Given task :: Can you duplicate the data word for word, starting at the line that contains "- watermark-logo: [840, 1365, 988, 1429]" and ending after the line that contains "- answer-line: 下二十二摄氏度"?

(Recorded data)
========================================
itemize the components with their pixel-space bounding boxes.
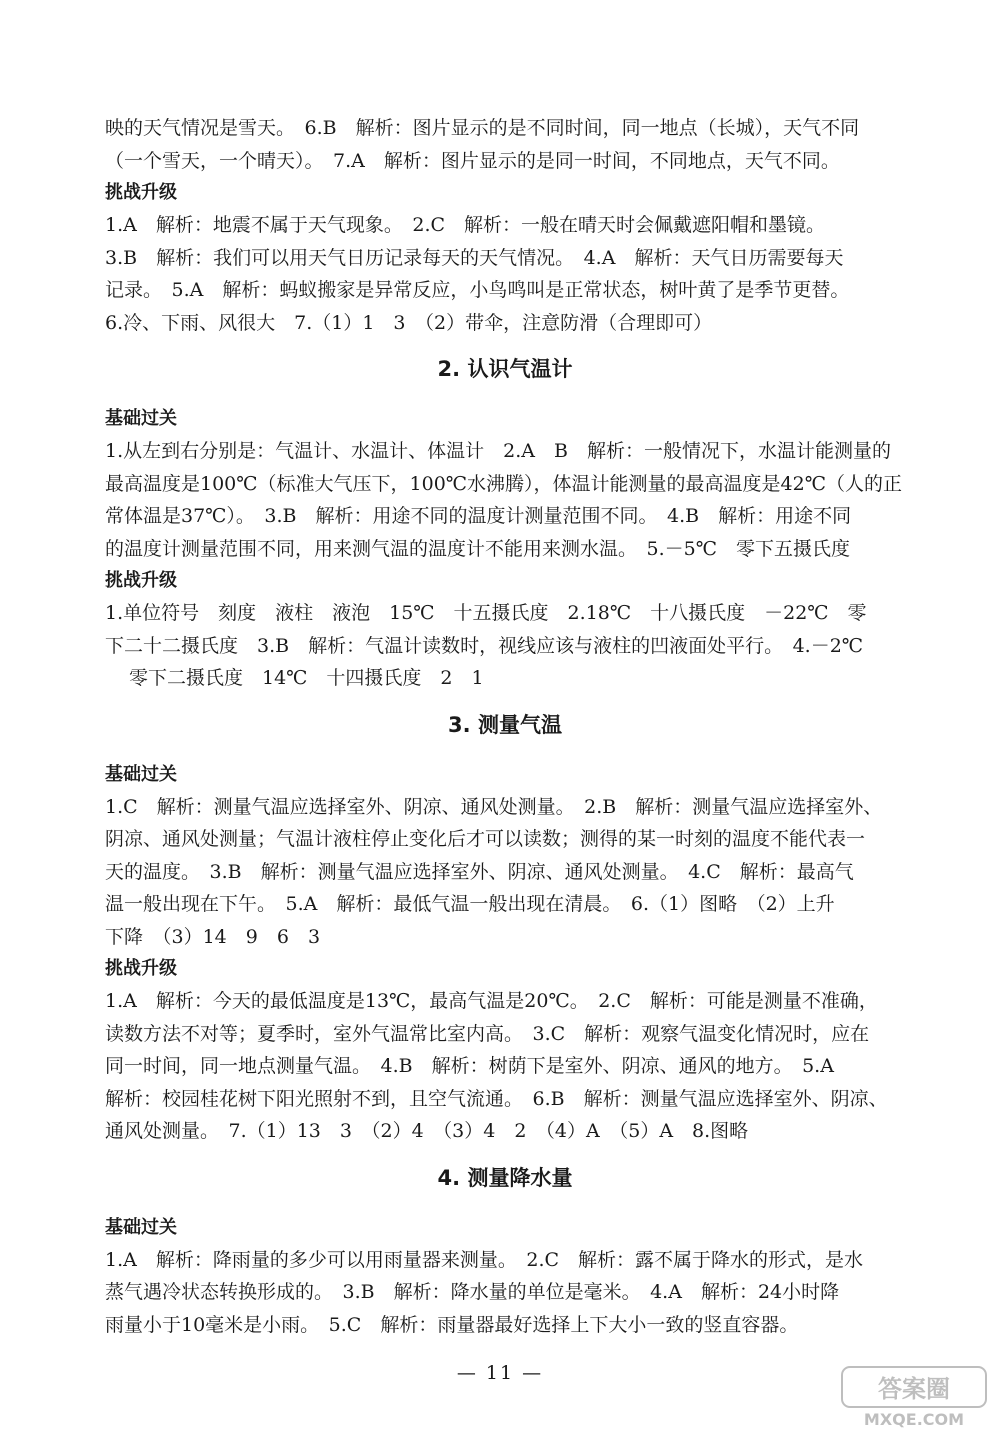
- watermark-logo: [840, 1365, 988, 1429]
- section-title: 2. 认识气温计: [437, 357, 573, 381]
- answer-line: 1.A 解析：降雨量的多少可以用雨量器来测量。 2.C 解析：露不属于降水的形式，是水: [105, 1248, 864, 1271]
- answer-line: 下二十二摄氏度 3.B 解析：气温计读数时，视线应该与液柱的凹液面处平行。 4.－2℃: [105, 634, 864, 657]
- subsection-heading: 挑战升级: [105, 182, 177, 203]
- svg-text:MXQE.COM: MXQE.COM: [863, 1410, 965, 1429]
- answer-line: 温一般出现在下午。 5.A 解析：最低气温一般出现在清晨。 6.（1）图略 （2）上升: [105, 893, 835, 915]
- answer-line: 1.A 解析：地震不属于天气现象。 2.C 解析：一般在晴天时会佩戴遮阳帽和墨镜。: [105, 214, 826, 236]
- answer-line: 1.从左到右分别是：气温计、水温计、体温计 2.A B 解析：一般情况下，水温计能测量的: [105, 440, 891, 462]
- answer-line: 的温度计测量范围不同，用来测气温的温度计不能用来测水温。 5.－5℃ 零下五摄氏度: [105, 537, 850, 560]
- answer-line: 1.C 解析：测量气温应选择室外、阴凉、通风处测量。 2.B 解析：测量气温应选择室外、: [105, 795, 883, 818]
- answer-line: 下降 （3）14 9 6 3: [105, 925, 321, 948]
- subsection-heading: 挑战升级: [105, 958, 177, 979]
- subsection-heading: 基础过关: [105, 408, 177, 429]
- answer-line: 读数方法不对等；夏季时，室外气温常比室内高。 3.C 解析：观察气温变化情况时，应在: [105, 1022, 870, 1045]
- answer-line: 雨量小于10毫米是小雨。 5.C 解析：雨量器最好选择上下大小一致的竖直容器。: [105, 1313, 799, 1336]
- watermark-logo-icon: [840, 1365, 988, 1429]
- subsection-heading: 挑战升级: [105, 570, 177, 591]
- answer-line: 3.B 解析：我们可以用天气日历记录每天的天气情况。 4.A 解析：天气日历需要每天: [105, 246, 844, 269]
- answer-line: 通风处测量。 7.（1）13 3 （2）4 （3）4 2 （4）A （5）A 8.图略: [105, 1120, 749, 1142]
- section-title: 4. 测量降水量: [437, 1165, 573, 1190]
- subsection-heading: 基础过关: [105, 1216, 177, 1238]
- page-number: — 11 —: [456, 1362, 544, 1384]
- subsection-heading: 基础过关: [105, 763, 177, 785]
- answer-line: 记录。 5.A 解析：蚂蚁搬家是异常反应，小鸟鸣叫是正常状态，树叶黄了是季节更替。: [105, 279, 850, 301]
- answer-line: 解析：校园桂花树下阳光照射不到，且空气流通。 6.B 解析：测量气温应选择室外、阴凉、: [105, 1087, 888, 1110]
- answer-line: 1.单位符号 刻度 液柱 液泡 15℃ 十五摄氏度 2.18℃ 十八摄氏度 －22℃ 零: [105, 602, 867, 624]
- answer-line: 同一时间，同一地点测量气温。 4.B 解析：树荫下是室外、阴凉、通风的地方。 5.A: [105, 1055, 834, 1077]
- section-title: 3. 测量气温: [448, 712, 562, 737]
- answer-line: 阴凉、通风处测量；气温计液柱停止变化后才可以读数；测得的某一时刻的温度不能代表一: [105, 828, 866, 850]
- answer-line: 蒸气遇冷状态转换形成的。 3.B 解析：降水量的单位是毫米。 4.A 解析：24小时降: [105, 1281, 840, 1303]
- answer-line: （一个雪天，一个晴天）。 7.A 解析：图片显示的是同一时间，不同地点，天气不同。: [105, 149, 840, 172]
- answer-line: 天的温度。 3.B 解析：测量气温应选择室外、阴凉、通风处测量。 4.C 解析：最高气: [105, 860, 854, 883]
- answer-line: 最高温度是100℃（标准大气压下，100℃水沸腾），体温计能测量的最高温度是42℃（人的正: [105, 472, 902, 495]
- answer-content: [105, 112, 905, 1341]
- answer-line: 映的天气情况是雪天。 6.B 解析：图片显示的是不同时间，同一地点（长城），天气不同: [105, 117, 860, 139]
- answer-line: 零下二摄氏度 14℃ 十四摄氏度 2 1: [129, 667, 484, 689]
- answer-line: 6.冷、下雨、风很大 7.（1）1 3 （2）带伞，注意防滑（合理即可）: [105, 311, 713, 334]
- answer-line: 常体温是37℃）。 3.B 解析：用途不同的温度计测量范围不同。 4.B 解析：用途不同: [105, 505, 852, 527]
- answer-line: 1.A 解析：今天的最低温度是13℃，最高气温是20℃。 2.C 解析：可能是测量不准确，: [105, 990, 878, 1012]
- svg-text:答案圈: 答案圈: [878, 1375, 950, 1403]
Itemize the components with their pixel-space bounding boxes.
========================================
Response to this task ::
- watermark-logo: [840, 1365, 988, 1429]
- section-title: 2. 认识气温计: [437, 357, 573, 381]
- answer-line: 1.A 解析：降雨量的多少可以用雨量器来测量。 2.C 解析：露不属于降水的形式，是水: [105, 1248, 864, 1271]
- answer-line: 下二十二摄氏度 3.B 解析：气温计读数时，视线应该与液柱的凹液面处平行。 4.－2℃: [105, 634, 864, 657]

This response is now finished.